## Exercise requirements
Type out all the records word for word. Any pictures are to be left out.

## Given information
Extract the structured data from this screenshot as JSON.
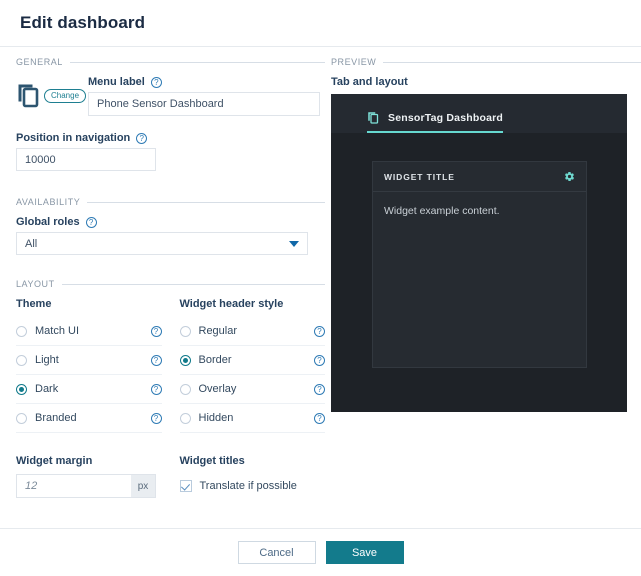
{
  "header": {
    "title": "Edit dashboard"
  },
  "general": {
    "legend": "GENERAL",
    "app_icon": "copy-icon",
    "change_label": "Change",
    "menu_label": "Menu label",
    "menu_value": "Phone Sensor Dashboard",
    "position_label": "Position in navigation",
    "position_value": "10000"
  },
  "availability": {
    "legend": "AVAILABILITY",
    "roles_label": "Global roles",
    "roles_value": "All"
  },
  "layout": {
    "legend": "LAYOUT",
    "theme_label": "Theme",
    "theme_options": [
      {
        "label": "Match UI",
        "selected": false
      },
      {
        "label": "Light",
        "selected": false
      },
      {
        "label": "Dark",
        "selected": true
      },
      {
        "label": "Branded",
        "selected": false
      }
    ],
    "header_style_label": "Widget header style",
    "header_style_options": [
      {
        "label": "Regular",
        "selected": false
      },
      {
        "label": "Border",
        "selected": true
      },
      {
        "label": "Overlay",
        "selected": false
      },
      {
        "label": "Hidden",
        "selected": false
      }
    ],
    "margin_label": "Widget margin",
    "margin_value": "12",
    "margin_unit": "px",
    "titles_label": "Widget titles",
    "translate_label": "Translate if possible",
    "translate_checked": true
  },
  "preview": {
    "legend": "PREVIEW",
    "caption": "Tab and layout",
    "tab_label": "SensorTag Dashboard",
    "widget_title": "WIDGET TITLE",
    "widget_content": "Widget example content.",
    "gear_icon": "gear-icon"
  },
  "footer": {
    "cancel_label": "Cancel",
    "save_label": "Save"
  },
  "colors": {
    "accent_teal": "#137b8c",
    "preview_bg": "#1e2227",
    "tab_underline": "#66d9d0",
    "help_blue": "#2f7bb5"
  }
}
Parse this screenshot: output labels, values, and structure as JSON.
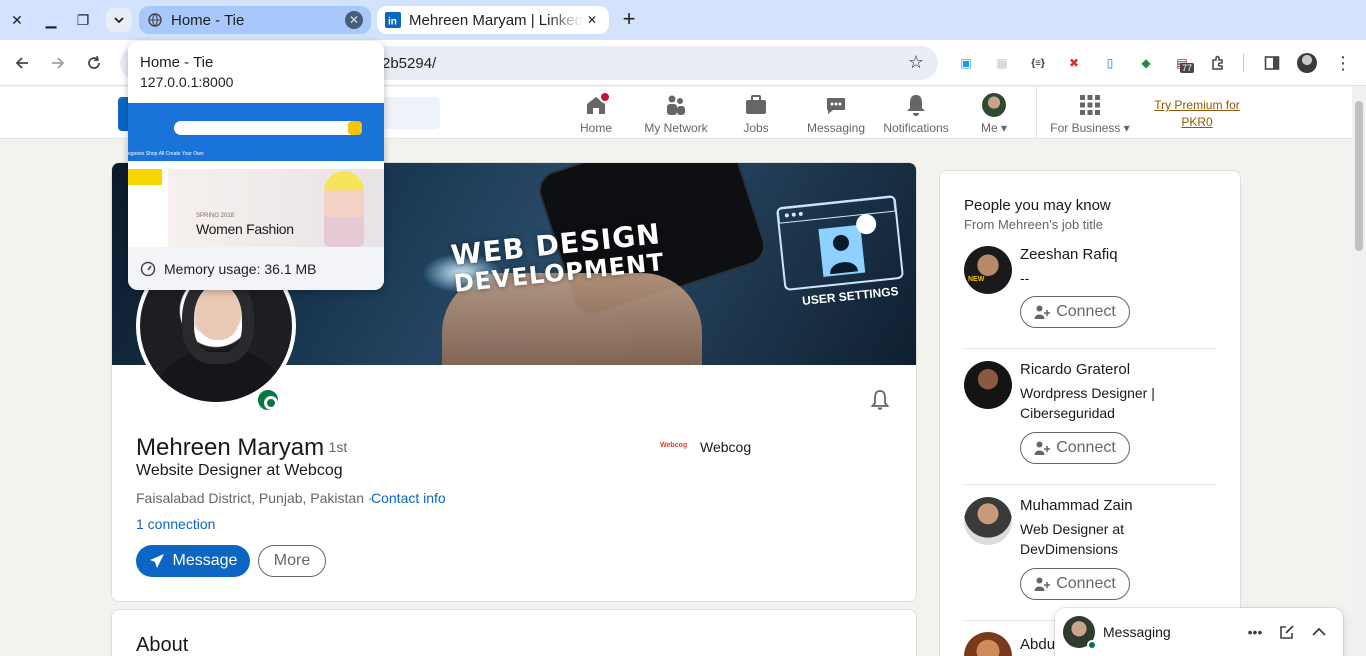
{
  "browser": {
    "tabs": [
      {
        "title": "Home - Tie",
        "active": false
      },
      {
        "title": "Mehreen Maryam | LinkedIn",
        "active": true
      }
    ],
    "url_visible": "2b5294/",
    "extension_badge": "77"
  },
  "hovercard": {
    "title": "Home - Tie",
    "url": "127.0.0.1:8000",
    "preview": {
      "nav": "egories    Shop All    Create Your Own",
      "season": "SPRING 2018",
      "hero": "Women Fashion"
    },
    "memory": "Memory usage: 36.1 MB"
  },
  "linkedin_nav": {
    "items": [
      {
        "label": "Home",
        "icon": "home-icon"
      },
      {
        "label": "My Network",
        "icon": "network-icon"
      },
      {
        "label": "Jobs",
        "icon": "briefcase-icon"
      },
      {
        "label": "Messaging",
        "icon": "messaging-icon"
      },
      {
        "label": "Notifications",
        "icon": "bell-icon"
      },
      {
        "label": "Me",
        "icon": "avatar-icon"
      },
      {
        "label": "For Business",
        "icon": "grid-icon"
      }
    ],
    "premium": "Try Premium for PKR0"
  },
  "banner": {
    "line1": "WEB DESIGN",
    "line2": "DEVELOPMENT",
    "settings": "USER SETTINGS"
  },
  "profile": {
    "name": "Mehreen Maryam",
    "degree": "· 1st",
    "headline": "Website Designer at Webcog",
    "location": "Faisalabad District, Punjab, Pakistan ·",
    "contact_info": "Contact info",
    "connections": "1 connection",
    "company_logo_text": "Webcog",
    "company": "Webcog",
    "message_btn": "Message",
    "more_btn": "More",
    "about_title": "About"
  },
  "sidebar": {
    "title": "People you may know",
    "subtitle": "From Mehreen's job title",
    "connect_label": "Connect",
    "people": [
      {
        "name": "Zeeshan Rafiq",
        "role": "--"
      },
      {
        "name": "Ricardo Graterol",
        "role": "Wordpress Designer | Ciberseguridad"
      },
      {
        "name": "Muhammad Zain",
        "role": "Web Designer at DevDimensions"
      },
      {
        "name": "Abdu",
        "role": ""
      }
    ]
  },
  "messaging": {
    "label": "Messaging"
  },
  "colors": {
    "linkedin_blue": "#0a66c2",
    "online_green": "#057642",
    "premium_gold": "#915907",
    "tabstrip": "#d3e3fd"
  }
}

## The solution
Extract the structured data from this screenshot as JSON.
{
  "header": {
    "title": "Edit dashboard"
  },
  "general": {
    "legend": "GENERAL",
    "app_icon": "copy-icon",
    "change_label": "Change",
    "menu_label": "Menu label",
    "menu_value": "Phone Sensor Dashboard",
    "position_label": "Position in navigation",
    "position_value": "10000"
  },
  "availability": {
    "legend": "AVAILABILITY",
    "roles_label": "Global roles",
    "roles_value": "All"
  },
  "layout": {
    "legend": "LAYOUT",
    "theme_label": "Theme",
    "theme_options": [
      {
        "label": "Match UI",
        "selected": false
      },
      {
        "label": "Light",
        "selected": false
      },
      {
        "label": "Dark",
        "selected": true
      },
      {
        "label": "Branded",
        "selected": false
      }
    ],
    "header_style_label": "Widget header style",
    "header_style_options": [
      {
        "label": "Regular",
        "selected": false
      },
      {
        "label": "Border",
        "selected": true
      },
      {
        "label": "Overlay",
        "selected": false
      },
      {
        "label": "Hidden",
        "selected": false
      }
    ],
    "margin_label": "Widget margin",
    "margin_value": "12",
    "margin_unit": "px",
    "titles_label": "Widget titles",
    "translate_label": "Translate if possible",
    "translate_checked": true
  },
  "preview": {
    "legend": "PREVIEW",
    "caption": "Tab and layout",
    "tab_label": "SensorTag Dashboard",
    "widget_title": "WIDGET TITLE",
    "widget_content": "Widget example content.",
    "gear_icon": "gear-icon"
  },
  "footer": {
    "cancel_label": "Cancel",
    "save_label": "Save"
  },
  "colors": {
    "accent_teal": "#137b8c",
    "preview_bg": "#1e2227",
    "tab_underline": "#66d9d0",
    "help_blue": "#2f7bb5"
  }
}
Parse this screenshot: output labels, values, and structure as JSON.
{
  "browser": {
    "tabs": [
      {
        "title": "Home - Tie",
        "active": false
      },
      {
        "title": "Mehreen Maryam | LinkedIn",
        "active": true
      }
    ],
    "url_visible": "2b5294/",
    "extension_badge": "77"
  },
  "hovercard": {
    "title": "Home - Tie",
    "url": "127.0.0.1:8000",
    "preview": {
      "nav": "egories    Shop All    Create Your Own",
      "season": "SPRING 2018",
      "hero": "Women Fashion"
    },
    "memory": "Memory usage: 36.1 MB"
  },
  "linkedin_nav": {
    "items": [
      {
        "label": "Home",
        "icon": "home-icon"
      },
      {
        "label": "My Network",
        "icon": "network-icon"
      },
      {
        "label": "Jobs",
        "icon": "briefcase-icon"
      },
      {
        "label": "Messaging",
        "icon": "messaging-icon"
      },
      {
        "label": "Notifications",
        "icon": "bell-icon"
      },
      {
        "label": "Me",
        "icon": "avatar-icon"
      },
      {
        "label": "For Business",
        "icon": "grid-icon"
      }
    ],
    "premium": "Try Premium for PKR0"
  },
  "banner": {
    "line1": "WEB DESIGN",
    "line2": "DEVELOPMENT",
    "settings": "USER SETTINGS"
  },
  "profile": {
    "name": "Mehreen Maryam",
    "degree": "· 1st",
    "headline": "Website Designer at Webcog",
    "location": "Faisalabad District, Punjab, Pakistan ·",
    "contact_info": "Contact info",
    "connections": "1 connection",
    "company_logo_text": "Webcog",
    "company": "Webcog",
    "message_btn": "Message",
    "more_btn": "More",
    "about_title": "About"
  },
  "sidebar": {
    "title": "People you may know",
    "subtitle": "From Mehreen's job title",
    "connect_label": "Connect",
    "people": [
      {
        "name": "Zeeshan Rafiq",
        "role": "--"
      },
      {
        "name": "Ricardo Graterol",
        "role": "Wordpress Designer | Ciberseguridad"
      },
      {
        "name": "Muhammad Zain",
        "role": "Web Designer at DevDimensions"
      },
      {
        "name": "Abdu",
        "role": ""
      }
    ]
  },
  "messaging": {
    "label": "Messaging"
  },
  "colors": {
    "linkedin_blue": "#0a66c2",
    "online_green": "#057642",
    "premium_gold": "#915907",
    "tabstrip": "#d3e3fd"
  }
}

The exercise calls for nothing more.